Read the records and gather each line that includes "name".

[Dataset excerpt]

○ ○ ○ ○

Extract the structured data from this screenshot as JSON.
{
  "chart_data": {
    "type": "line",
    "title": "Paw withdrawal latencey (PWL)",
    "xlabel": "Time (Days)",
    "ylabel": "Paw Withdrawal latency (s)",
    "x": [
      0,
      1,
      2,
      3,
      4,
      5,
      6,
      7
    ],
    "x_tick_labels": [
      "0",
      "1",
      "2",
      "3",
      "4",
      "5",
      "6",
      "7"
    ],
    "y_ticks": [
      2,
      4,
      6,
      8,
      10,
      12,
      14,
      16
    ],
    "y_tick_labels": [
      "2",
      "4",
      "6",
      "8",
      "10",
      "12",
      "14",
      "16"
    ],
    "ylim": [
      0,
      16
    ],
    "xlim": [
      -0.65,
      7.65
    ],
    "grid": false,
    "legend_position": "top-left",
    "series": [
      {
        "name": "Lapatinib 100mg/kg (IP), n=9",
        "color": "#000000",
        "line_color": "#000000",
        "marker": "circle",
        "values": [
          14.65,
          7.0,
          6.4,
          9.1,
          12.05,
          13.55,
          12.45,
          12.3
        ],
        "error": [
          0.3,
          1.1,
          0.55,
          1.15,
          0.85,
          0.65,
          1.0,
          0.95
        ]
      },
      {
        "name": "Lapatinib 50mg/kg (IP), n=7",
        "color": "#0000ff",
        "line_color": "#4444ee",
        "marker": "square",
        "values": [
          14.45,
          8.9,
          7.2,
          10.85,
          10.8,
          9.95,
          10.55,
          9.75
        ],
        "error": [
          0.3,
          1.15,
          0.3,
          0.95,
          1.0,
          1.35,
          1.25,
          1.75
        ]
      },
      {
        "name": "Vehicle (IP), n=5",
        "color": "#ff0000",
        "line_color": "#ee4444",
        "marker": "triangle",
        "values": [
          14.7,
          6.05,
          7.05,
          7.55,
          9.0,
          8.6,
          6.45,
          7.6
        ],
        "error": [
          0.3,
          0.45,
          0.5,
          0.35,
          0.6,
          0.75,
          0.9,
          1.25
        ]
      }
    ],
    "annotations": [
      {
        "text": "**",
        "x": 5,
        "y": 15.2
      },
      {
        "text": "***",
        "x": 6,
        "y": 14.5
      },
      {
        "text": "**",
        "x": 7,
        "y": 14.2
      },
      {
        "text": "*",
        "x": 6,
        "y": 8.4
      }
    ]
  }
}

○ ○ ○ ○

Correct output:
        "name": "Lapatinib 100mg/kg (IP), n=9",
        "name": "Lapatinib 50mg/kg (IP), n=7",
        "name": "Vehicle (IP), n=5",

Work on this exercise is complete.